What you should do: Look through the material and copy each line holding "library".

Recorded data:
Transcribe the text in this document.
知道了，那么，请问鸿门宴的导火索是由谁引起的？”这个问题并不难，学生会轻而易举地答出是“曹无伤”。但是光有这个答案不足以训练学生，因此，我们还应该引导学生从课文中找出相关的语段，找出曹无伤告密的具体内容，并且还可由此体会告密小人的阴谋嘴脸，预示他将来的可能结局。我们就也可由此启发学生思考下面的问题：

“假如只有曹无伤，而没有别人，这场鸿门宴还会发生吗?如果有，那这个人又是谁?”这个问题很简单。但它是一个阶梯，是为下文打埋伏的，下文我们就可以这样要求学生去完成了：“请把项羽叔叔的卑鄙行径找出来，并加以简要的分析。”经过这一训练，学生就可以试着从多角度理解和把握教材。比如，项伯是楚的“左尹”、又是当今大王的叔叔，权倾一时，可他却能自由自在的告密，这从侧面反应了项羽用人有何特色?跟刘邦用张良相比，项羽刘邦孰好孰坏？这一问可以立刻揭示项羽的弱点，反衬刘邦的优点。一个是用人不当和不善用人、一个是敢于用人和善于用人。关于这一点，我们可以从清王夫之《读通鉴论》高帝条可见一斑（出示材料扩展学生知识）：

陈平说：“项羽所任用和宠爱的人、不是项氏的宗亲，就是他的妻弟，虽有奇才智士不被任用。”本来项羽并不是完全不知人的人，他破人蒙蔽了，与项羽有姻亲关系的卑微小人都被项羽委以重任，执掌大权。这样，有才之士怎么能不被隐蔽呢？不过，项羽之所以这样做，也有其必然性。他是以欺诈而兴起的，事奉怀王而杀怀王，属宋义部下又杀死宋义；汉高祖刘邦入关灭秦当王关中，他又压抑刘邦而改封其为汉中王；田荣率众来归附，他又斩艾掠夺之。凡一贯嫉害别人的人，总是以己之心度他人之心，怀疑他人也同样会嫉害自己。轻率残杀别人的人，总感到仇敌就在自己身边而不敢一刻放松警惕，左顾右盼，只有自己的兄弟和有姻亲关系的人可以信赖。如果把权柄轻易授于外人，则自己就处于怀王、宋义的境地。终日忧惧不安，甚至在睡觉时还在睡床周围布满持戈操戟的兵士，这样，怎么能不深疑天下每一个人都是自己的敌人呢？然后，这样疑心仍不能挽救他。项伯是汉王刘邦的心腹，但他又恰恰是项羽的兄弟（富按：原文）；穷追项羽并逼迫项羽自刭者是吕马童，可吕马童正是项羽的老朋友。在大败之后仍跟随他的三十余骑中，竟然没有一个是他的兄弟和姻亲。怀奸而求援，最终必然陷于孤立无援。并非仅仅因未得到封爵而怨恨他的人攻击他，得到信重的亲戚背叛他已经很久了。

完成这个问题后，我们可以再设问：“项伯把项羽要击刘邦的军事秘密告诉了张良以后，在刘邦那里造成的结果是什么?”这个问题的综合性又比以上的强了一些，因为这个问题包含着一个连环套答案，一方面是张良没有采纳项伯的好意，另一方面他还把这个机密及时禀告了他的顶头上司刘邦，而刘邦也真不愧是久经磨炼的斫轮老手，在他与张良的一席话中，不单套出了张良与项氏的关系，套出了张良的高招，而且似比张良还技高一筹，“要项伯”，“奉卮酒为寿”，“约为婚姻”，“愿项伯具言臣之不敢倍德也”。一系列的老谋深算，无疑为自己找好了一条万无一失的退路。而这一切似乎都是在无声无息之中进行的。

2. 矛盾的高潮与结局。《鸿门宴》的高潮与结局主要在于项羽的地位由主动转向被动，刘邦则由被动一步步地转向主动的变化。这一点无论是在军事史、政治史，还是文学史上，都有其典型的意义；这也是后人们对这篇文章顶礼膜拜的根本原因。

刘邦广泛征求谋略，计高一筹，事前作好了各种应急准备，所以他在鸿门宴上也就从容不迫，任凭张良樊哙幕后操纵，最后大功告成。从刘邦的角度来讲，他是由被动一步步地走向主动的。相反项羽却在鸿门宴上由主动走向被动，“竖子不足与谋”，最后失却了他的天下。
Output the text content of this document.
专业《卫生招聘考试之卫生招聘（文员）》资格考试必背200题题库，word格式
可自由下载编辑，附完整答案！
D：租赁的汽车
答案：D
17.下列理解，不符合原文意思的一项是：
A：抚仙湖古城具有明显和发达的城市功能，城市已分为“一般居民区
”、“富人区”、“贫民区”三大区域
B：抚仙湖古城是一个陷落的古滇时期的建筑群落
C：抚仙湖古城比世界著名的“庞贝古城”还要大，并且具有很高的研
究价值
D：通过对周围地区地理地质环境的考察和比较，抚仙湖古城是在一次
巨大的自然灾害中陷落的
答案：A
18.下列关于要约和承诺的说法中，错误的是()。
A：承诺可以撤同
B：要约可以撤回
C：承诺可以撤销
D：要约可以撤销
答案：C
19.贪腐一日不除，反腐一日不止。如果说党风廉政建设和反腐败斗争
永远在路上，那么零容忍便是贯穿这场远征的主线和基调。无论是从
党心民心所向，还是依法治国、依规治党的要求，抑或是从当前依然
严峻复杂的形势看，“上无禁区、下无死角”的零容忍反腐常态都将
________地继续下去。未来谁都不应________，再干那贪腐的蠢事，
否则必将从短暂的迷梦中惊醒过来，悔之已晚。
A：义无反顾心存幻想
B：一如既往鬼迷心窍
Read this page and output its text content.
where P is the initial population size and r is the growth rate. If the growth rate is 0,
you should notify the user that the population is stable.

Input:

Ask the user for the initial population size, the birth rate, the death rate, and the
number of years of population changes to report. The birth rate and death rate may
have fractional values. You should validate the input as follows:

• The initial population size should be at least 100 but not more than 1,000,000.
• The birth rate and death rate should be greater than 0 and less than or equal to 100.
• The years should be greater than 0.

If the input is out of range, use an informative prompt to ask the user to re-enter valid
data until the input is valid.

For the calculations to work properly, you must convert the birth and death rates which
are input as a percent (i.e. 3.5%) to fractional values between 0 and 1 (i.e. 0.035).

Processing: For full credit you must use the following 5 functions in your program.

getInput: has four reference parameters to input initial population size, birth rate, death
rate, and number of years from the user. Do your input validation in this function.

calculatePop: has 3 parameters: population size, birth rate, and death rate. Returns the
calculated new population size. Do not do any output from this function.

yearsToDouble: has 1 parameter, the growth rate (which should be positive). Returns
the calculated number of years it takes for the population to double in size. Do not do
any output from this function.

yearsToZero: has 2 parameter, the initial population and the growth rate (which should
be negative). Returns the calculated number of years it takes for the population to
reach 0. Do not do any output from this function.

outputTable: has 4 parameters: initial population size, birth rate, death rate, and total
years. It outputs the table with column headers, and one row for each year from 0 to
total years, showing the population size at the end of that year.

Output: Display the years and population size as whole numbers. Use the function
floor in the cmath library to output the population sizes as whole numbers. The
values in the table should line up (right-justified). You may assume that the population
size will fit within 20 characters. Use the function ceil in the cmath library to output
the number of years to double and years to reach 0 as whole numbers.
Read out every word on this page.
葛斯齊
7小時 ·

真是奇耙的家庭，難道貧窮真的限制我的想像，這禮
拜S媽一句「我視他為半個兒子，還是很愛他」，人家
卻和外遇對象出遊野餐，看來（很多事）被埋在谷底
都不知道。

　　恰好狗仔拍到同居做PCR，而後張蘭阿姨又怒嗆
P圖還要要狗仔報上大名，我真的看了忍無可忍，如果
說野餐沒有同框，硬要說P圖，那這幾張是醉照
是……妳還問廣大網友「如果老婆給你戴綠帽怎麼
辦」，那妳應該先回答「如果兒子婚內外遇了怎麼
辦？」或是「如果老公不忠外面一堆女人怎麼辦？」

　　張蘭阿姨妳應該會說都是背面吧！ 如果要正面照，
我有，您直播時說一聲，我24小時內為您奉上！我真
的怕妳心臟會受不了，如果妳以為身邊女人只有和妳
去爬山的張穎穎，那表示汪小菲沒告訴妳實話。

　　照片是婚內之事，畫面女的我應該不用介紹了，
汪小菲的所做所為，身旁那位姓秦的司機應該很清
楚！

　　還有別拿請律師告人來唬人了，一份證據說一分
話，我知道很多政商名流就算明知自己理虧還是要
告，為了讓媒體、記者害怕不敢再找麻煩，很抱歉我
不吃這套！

Full output:
floor in the cmath library to output the population sizes as whole numbers. The
size will fit within 20 characters. Use the function ceil in the cmath library to output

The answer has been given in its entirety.